[Dataset entries on figures]
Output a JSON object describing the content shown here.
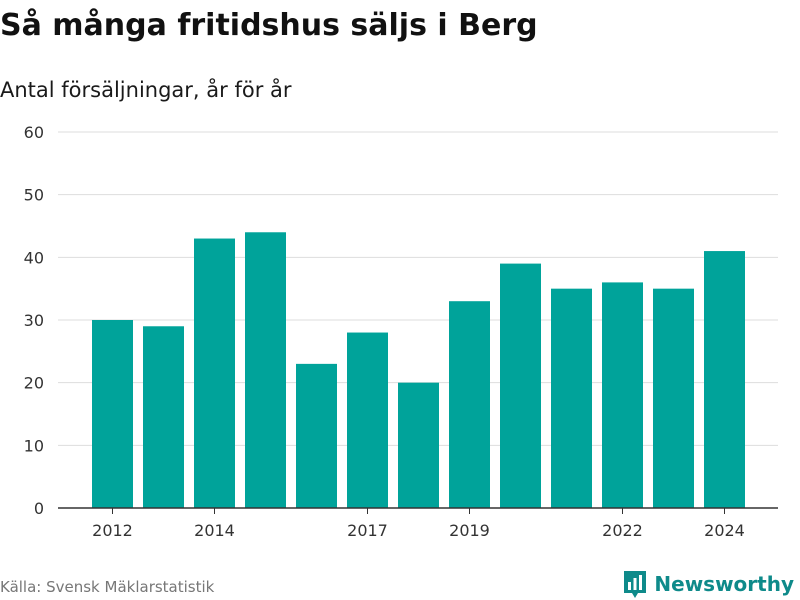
{
  "header": {
    "title": "Så många fritidshus säljs i Berg",
    "subtitle": "Antal försäljningar, år för år"
  },
  "footer": {
    "source": "Källa: Svensk Mäklarstatistik",
    "brand": "Newsworthy",
    "brand_icon": "bar-chart-logo-icon",
    "brand_color": "#0e8a8a"
  },
  "chart_data": {
    "type": "bar",
    "title": "Så många fritidshus säljs i Berg",
    "subtitle": "Antal försäljningar, år för år",
    "xlabel": "",
    "ylabel": "",
    "categories": [
      "2012",
      "2013",
      "2014",
      "2015",
      "2016",
      "2017",
      "2018",
      "2019",
      "2020",
      "2021",
      "2022",
      "2023",
      "2024"
    ],
    "values": [
      30,
      29,
      43,
      44,
      23,
      28,
      20,
      33,
      39,
      35,
      36,
      35,
      41
    ],
    "x_tick_labels": [
      "2012",
      "2014",
      "2017",
      "2019",
      "2022",
      "2024"
    ],
    "y_ticks": [
      0,
      10,
      20,
      30,
      40,
      50,
      60
    ],
    "ylim": [
      0,
      60
    ],
    "bar_color": "#00a39a",
    "grid": true,
    "legend": "none"
  }
}
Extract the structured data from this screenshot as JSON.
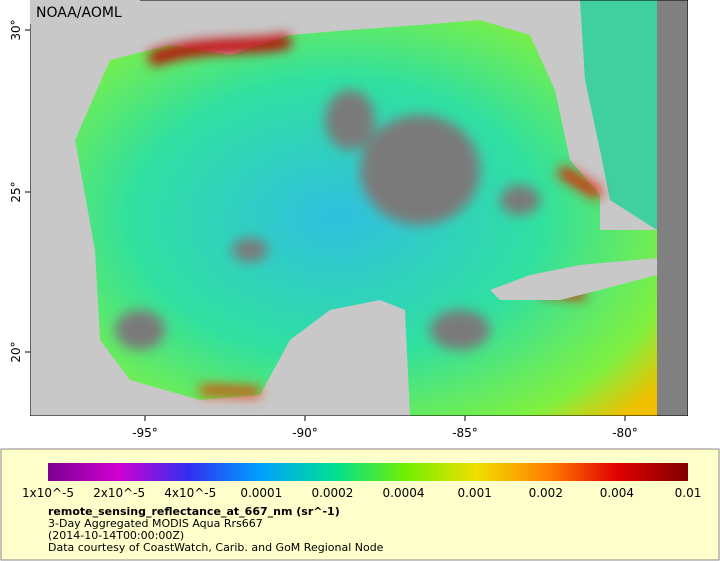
{
  "header": {
    "credit": "NOAA/AOML"
  },
  "map": {
    "lat_labels": [
      "30°",
      "25°",
      "20°"
    ],
    "lon_labels": [
      "-95°",
      "-90°",
      "-85°",
      "-80°"
    ]
  },
  "colorbar": {
    "labels": [
      "1x10^-5",
      "2x10^-5",
      "4x10^-5",
      "0.0001",
      "0.0002",
      "0.0004",
      "0.001",
      "0.002",
      "0.004",
      "0.01"
    ]
  },
  "caption": {
    "title": "remote_sensing_reflectance_at_667_nm (sr^-1)",
    "lines": [
      "3-Day Aggregated MODIS Aqua Rrs667",
      "(2014-10-14T00:00:00Z)",
      "Data courtesy of CoastWatch, Carib. and GoM Regional Node"
    ]
  }
}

### Given problem
Without including the pictures, reproduce all entries exactly.

### Finished task
Output a JSON object describing the content shown here.
{
  "header": {
    "title": "Så många fritidshus säljs i Berg",
    "subtitle": "Antal försäljningar, år för år"
  },
  "footer": {
    "source": "Källa: Svensk Mäklarstatistik",
    "brand": "Newsworthy",
    "brand_icon": "bar-chart-logo-icon",
    "brand_color": "#0e8a8a"
  },
  "chart_data": {
    "type": "bar",
    "title": "Så många fritidshus säljs i Berg",
    "subtitle": "Antal försäljningar, år för år",
    "xlabel": "",
    "ylabel": "",
    "categories": [
      "2012",
      "2013",
      "2014",
      "2015",
      "2016",
      "2017",
      "2018",
      "2019",
      "2020",
      "2021",
      "2022",
      "2023",
      "2024"
    ],
    "values": [
      30,
      29,
      43,
      44,
      23,
      28,
      20,
      33,
      39,
      35,
      36,
      35,
      41
    ],
    "x_tick_labels": [
      "2012",
      "2014",
      "2017",
      "2019",
      "2022",
      "2024"
    ],
    "y_ticks": [
      0,
      10,
      20,
      30,
      40,
      50,
      60
    ],
    "ylim": [
      0,
      60
    ],
    "bar_color": "#00a39a",
    "grid": true,
    "legend": "none"
  }
}
Extract the structured data from this screenshot as JSON.
{
  "header": {
    "credit": "NOAA/AOML"
  },
  "map": {
    "lat_labels": [
      "30°",
      "25°",
      "20°"
    ],
    "lon_labels": [
      "-95°",
      "-90°",
      "-85°",
      "-80°"
    ]
  },
  "colorbar": {
    "labels": [
      "1x10^-5",
      "2x10^-5",
      "4x10^-5",
      "0.0001",
      "0.0002",
      "0.0004",
      "0.001",
      "0.002",
      "0.004",
      "0.01"
    ]
  },
  "caption": {
    "title": "remote_sensing_reflectance_at_667_nm (sr^-1)",
    "lines": [
      "3-Day Aggregated MODIS Aqua Rrs667",
      "(2014-10-14T00:00:00Z)",
      "Data courtesy of CoastWatch, Carib. and GoM Regional Node"
    ]
  }
}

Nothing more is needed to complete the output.